STATED TASK
Find each line with the word "celle" and copy it.

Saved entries

- - - - -

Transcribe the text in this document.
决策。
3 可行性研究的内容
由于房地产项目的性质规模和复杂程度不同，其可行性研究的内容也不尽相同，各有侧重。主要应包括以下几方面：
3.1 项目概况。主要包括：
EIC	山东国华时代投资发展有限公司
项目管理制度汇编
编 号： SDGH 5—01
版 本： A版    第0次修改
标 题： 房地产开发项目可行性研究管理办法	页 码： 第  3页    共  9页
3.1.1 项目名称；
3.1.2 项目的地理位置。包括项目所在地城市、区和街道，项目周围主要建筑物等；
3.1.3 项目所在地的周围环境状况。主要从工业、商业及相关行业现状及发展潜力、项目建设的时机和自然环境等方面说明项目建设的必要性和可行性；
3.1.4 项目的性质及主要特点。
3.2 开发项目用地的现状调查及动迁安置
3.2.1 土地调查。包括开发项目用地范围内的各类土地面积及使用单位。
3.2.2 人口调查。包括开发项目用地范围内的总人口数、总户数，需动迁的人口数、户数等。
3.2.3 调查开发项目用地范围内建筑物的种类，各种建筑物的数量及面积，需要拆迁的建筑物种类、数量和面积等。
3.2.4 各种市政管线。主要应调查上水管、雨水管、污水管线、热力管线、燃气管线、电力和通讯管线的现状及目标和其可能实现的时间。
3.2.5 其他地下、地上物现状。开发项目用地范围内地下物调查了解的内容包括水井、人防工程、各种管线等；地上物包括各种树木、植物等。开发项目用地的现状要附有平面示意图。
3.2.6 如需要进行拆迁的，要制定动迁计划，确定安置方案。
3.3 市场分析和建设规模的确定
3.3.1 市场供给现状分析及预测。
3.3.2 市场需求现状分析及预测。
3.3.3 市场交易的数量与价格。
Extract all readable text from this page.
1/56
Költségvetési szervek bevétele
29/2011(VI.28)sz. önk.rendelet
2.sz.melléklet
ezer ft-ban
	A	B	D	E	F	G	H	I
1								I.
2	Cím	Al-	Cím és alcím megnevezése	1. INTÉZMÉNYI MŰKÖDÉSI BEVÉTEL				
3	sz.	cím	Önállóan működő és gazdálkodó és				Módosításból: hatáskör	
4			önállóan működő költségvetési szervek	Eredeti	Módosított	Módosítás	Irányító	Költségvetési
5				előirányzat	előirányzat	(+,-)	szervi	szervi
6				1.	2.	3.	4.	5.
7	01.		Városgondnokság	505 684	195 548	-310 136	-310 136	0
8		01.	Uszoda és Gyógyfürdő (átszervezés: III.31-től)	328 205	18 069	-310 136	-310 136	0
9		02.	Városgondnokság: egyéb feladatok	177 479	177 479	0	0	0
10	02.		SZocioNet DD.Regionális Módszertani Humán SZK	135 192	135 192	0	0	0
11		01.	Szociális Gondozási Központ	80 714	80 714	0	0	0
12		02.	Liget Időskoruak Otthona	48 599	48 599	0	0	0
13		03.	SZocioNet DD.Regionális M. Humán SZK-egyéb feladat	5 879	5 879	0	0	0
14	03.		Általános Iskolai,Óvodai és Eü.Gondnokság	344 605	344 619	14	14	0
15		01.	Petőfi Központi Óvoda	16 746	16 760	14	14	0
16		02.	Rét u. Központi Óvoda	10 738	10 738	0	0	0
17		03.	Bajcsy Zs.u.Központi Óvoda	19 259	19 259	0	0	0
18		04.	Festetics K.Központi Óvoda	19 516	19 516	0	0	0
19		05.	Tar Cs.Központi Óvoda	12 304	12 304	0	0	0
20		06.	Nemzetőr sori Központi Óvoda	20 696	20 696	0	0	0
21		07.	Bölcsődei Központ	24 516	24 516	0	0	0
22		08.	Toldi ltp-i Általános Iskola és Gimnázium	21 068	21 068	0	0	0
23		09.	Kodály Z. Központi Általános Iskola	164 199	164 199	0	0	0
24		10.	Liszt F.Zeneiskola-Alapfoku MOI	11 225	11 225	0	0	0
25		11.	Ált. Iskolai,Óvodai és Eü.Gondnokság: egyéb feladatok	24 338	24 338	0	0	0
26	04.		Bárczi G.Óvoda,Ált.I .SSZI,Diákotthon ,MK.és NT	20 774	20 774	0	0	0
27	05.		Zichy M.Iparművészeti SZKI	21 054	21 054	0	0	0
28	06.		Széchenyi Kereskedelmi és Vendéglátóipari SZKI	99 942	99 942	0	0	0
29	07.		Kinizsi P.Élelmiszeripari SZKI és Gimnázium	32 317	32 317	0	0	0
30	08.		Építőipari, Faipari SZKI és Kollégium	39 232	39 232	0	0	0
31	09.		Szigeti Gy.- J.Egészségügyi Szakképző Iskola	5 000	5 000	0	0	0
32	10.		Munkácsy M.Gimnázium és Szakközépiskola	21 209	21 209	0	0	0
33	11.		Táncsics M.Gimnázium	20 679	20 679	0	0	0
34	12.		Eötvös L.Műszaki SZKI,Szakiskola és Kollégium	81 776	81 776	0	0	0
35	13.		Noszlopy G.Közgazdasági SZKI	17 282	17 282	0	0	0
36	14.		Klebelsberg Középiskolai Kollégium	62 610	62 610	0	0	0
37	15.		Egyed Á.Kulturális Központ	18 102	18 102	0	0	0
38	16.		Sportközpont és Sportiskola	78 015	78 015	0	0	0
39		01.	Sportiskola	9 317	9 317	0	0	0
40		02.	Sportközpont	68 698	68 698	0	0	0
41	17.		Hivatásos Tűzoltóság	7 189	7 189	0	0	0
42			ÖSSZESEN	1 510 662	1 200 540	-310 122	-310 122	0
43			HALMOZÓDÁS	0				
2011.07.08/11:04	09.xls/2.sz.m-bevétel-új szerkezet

- - - - -

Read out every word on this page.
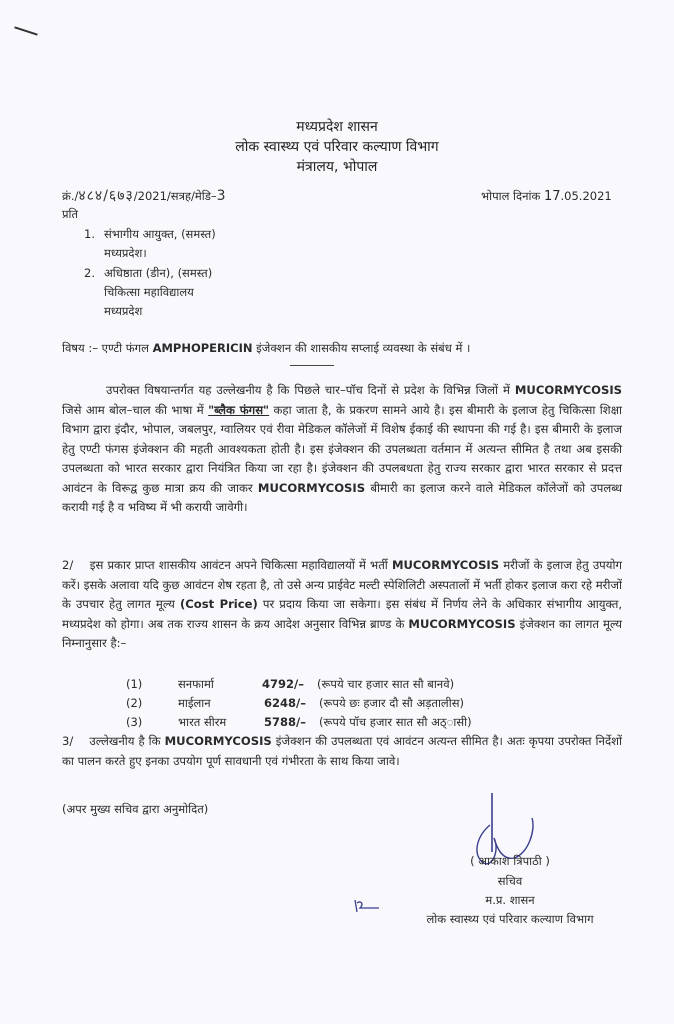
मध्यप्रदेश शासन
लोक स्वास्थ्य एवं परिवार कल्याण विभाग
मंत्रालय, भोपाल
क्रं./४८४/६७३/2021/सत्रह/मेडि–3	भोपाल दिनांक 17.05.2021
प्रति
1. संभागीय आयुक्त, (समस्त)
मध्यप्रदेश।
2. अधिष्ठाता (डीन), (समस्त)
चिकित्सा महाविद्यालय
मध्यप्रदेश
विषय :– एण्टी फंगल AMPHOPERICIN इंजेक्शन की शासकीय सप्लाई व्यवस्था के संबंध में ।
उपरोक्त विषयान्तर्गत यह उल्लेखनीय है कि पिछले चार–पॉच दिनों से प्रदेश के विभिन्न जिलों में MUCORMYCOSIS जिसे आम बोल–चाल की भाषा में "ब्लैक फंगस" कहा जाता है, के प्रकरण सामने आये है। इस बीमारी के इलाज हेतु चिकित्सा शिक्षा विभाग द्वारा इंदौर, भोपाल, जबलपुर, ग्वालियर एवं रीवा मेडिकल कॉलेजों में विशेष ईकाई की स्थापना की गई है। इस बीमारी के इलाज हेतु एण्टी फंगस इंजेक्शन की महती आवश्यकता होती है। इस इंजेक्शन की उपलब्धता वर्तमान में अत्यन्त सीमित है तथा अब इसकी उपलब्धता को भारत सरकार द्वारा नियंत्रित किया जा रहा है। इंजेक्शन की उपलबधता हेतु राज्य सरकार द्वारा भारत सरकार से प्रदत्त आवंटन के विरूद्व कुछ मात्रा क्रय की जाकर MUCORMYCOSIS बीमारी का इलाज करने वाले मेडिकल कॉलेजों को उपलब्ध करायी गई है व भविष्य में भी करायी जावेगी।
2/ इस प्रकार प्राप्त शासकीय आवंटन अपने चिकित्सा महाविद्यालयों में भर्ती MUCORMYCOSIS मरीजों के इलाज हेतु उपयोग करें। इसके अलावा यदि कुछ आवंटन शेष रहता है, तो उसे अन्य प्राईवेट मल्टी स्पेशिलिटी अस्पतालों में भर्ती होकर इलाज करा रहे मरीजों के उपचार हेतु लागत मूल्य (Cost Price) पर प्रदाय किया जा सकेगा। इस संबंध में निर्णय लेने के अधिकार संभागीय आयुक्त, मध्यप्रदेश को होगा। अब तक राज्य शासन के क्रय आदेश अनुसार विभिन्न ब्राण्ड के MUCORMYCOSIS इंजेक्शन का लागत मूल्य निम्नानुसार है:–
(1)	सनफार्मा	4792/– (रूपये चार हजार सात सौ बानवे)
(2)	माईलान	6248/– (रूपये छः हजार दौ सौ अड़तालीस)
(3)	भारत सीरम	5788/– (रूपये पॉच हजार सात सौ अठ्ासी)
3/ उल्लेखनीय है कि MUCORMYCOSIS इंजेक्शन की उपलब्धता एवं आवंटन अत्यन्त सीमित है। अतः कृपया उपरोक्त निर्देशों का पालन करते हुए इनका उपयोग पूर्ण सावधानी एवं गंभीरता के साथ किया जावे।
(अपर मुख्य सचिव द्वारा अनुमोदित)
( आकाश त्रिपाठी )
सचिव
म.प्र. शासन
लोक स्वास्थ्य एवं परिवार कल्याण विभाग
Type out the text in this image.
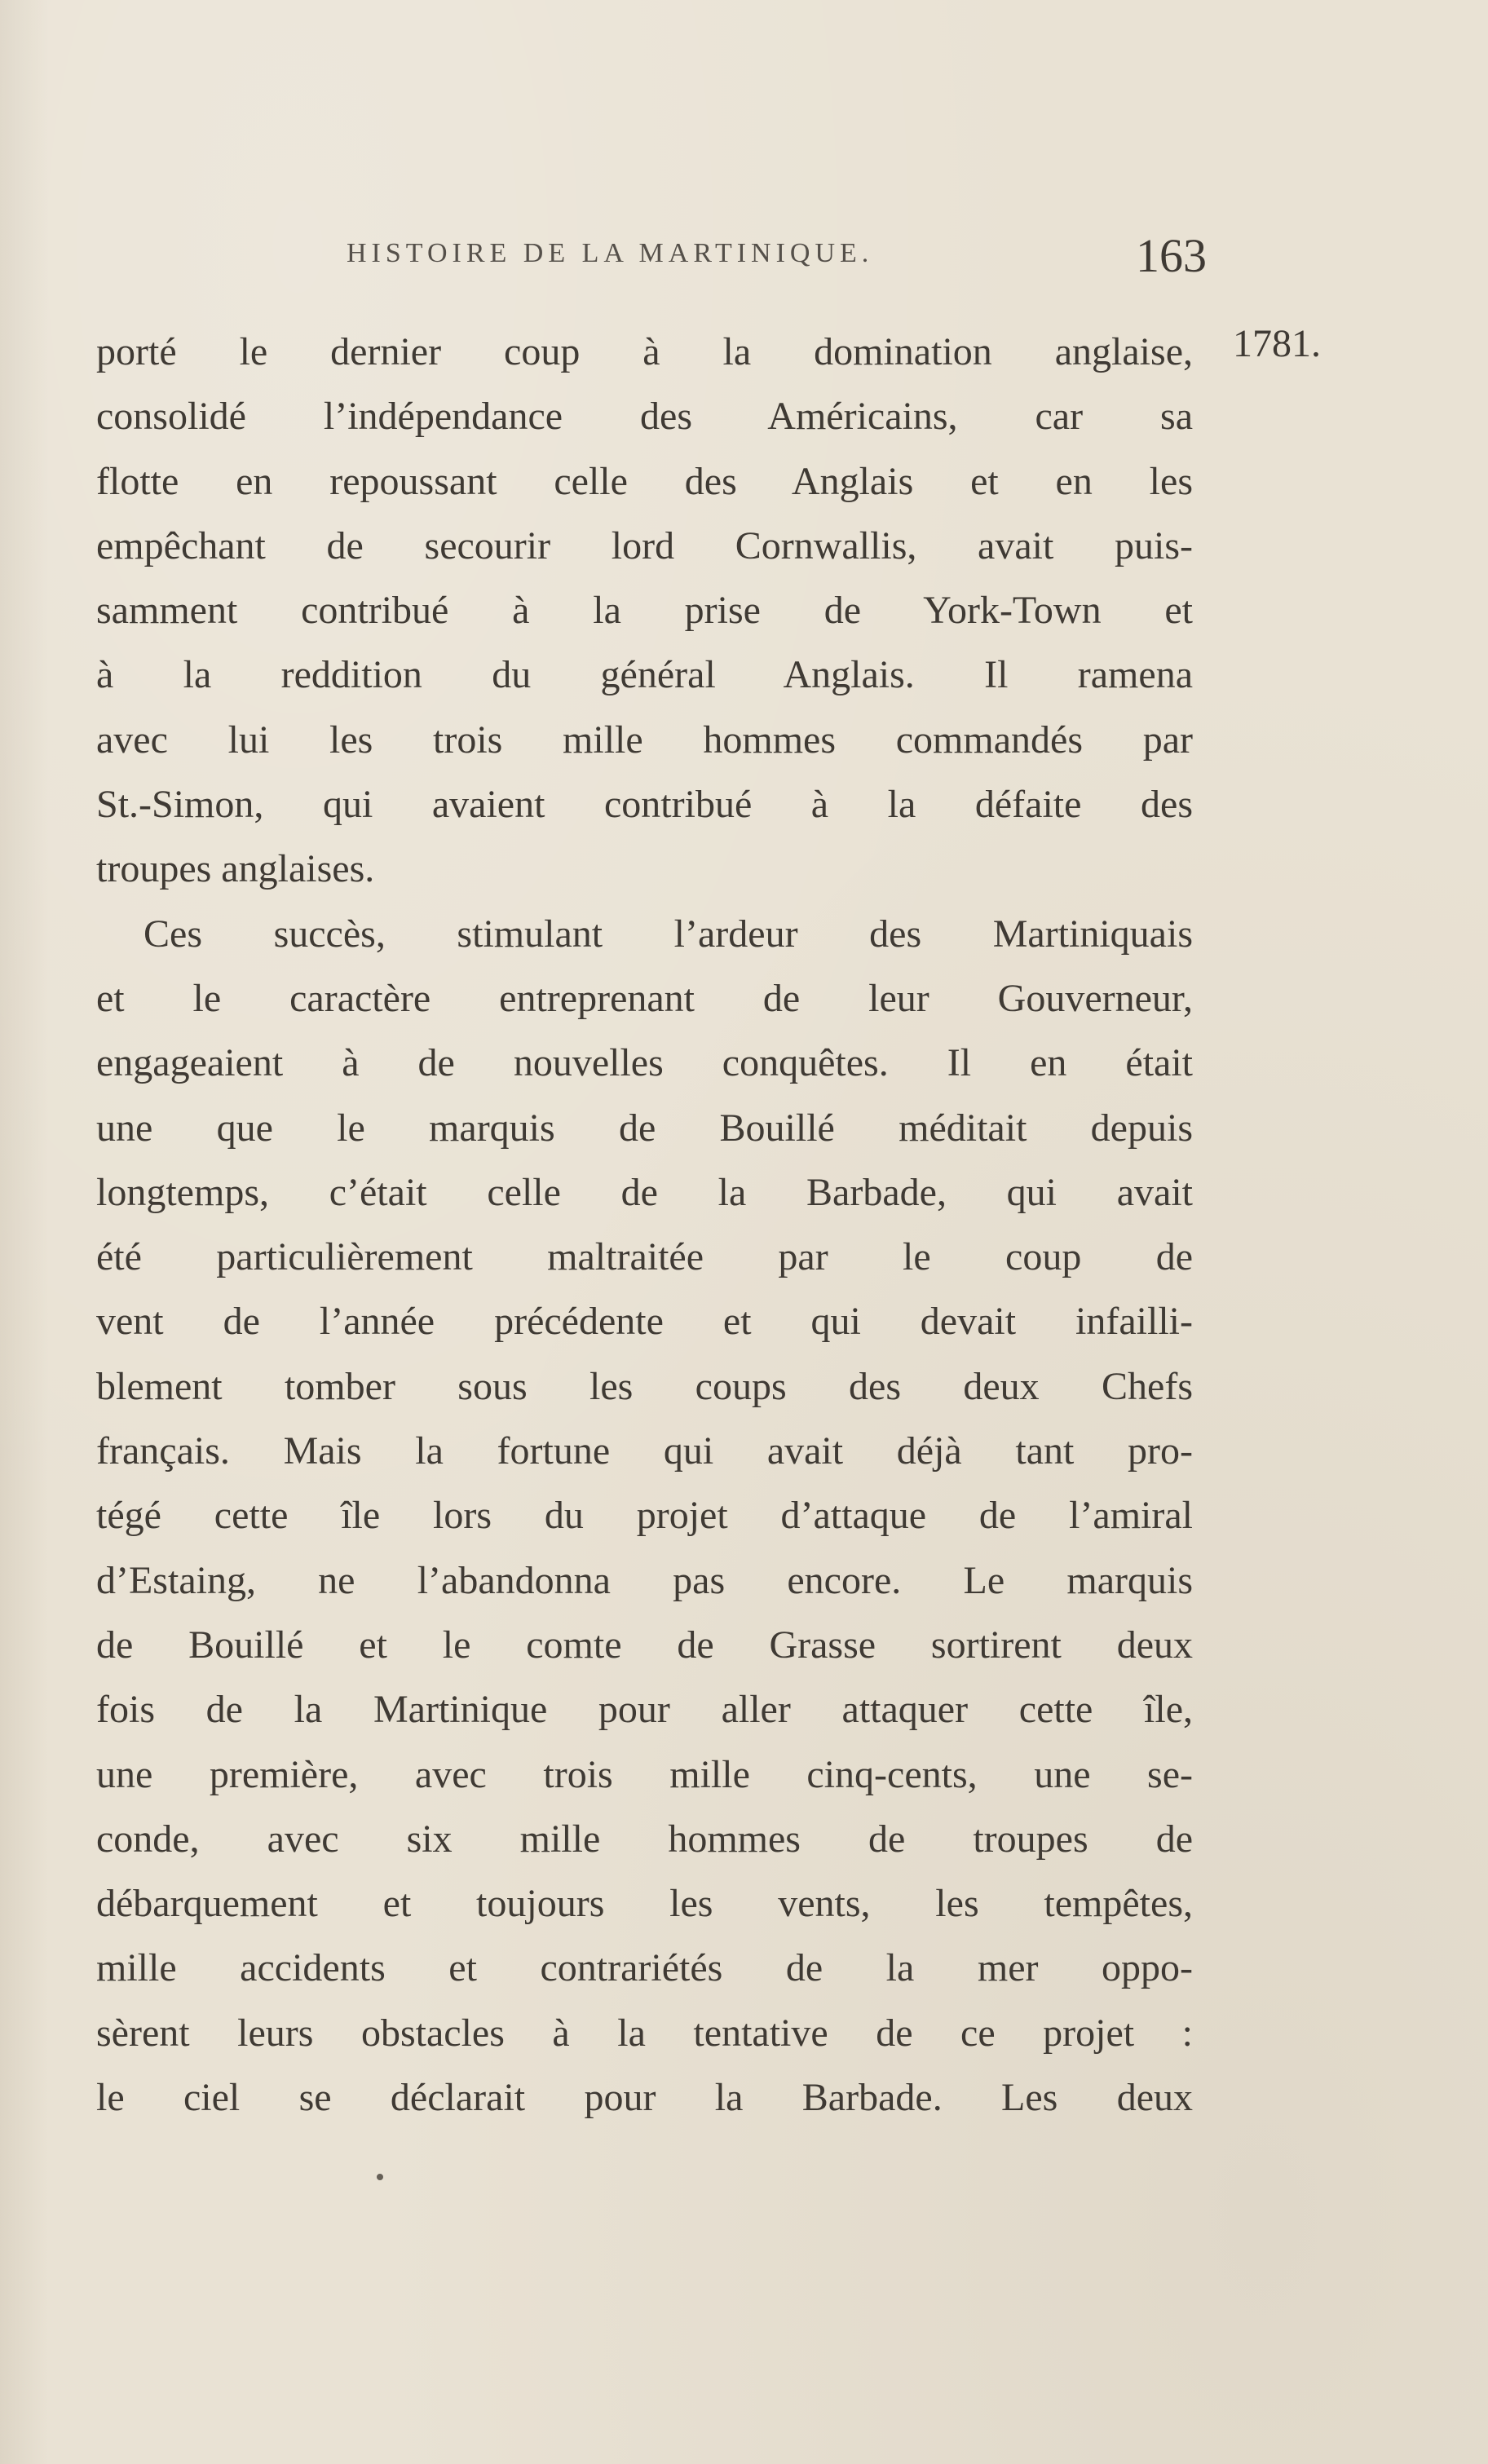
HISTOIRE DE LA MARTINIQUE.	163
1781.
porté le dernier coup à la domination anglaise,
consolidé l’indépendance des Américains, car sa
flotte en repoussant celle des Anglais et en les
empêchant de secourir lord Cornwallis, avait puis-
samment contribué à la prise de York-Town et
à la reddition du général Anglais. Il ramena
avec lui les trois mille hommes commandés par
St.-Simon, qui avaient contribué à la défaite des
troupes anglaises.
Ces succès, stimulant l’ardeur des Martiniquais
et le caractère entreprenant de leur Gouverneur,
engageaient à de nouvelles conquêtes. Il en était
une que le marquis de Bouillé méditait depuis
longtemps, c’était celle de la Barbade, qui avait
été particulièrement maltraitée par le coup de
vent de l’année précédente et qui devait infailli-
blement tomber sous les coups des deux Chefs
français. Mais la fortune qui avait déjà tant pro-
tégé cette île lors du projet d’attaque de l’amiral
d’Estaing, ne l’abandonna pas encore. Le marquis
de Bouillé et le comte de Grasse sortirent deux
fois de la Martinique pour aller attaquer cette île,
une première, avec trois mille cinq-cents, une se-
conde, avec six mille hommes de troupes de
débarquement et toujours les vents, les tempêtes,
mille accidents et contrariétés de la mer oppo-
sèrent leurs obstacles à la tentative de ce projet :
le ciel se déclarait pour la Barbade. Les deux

- - - - -

EXERCISE RESULT
flotte en repoussant celle des Anglais et en les
longtemps, c’était celle de la Barbade, qui avait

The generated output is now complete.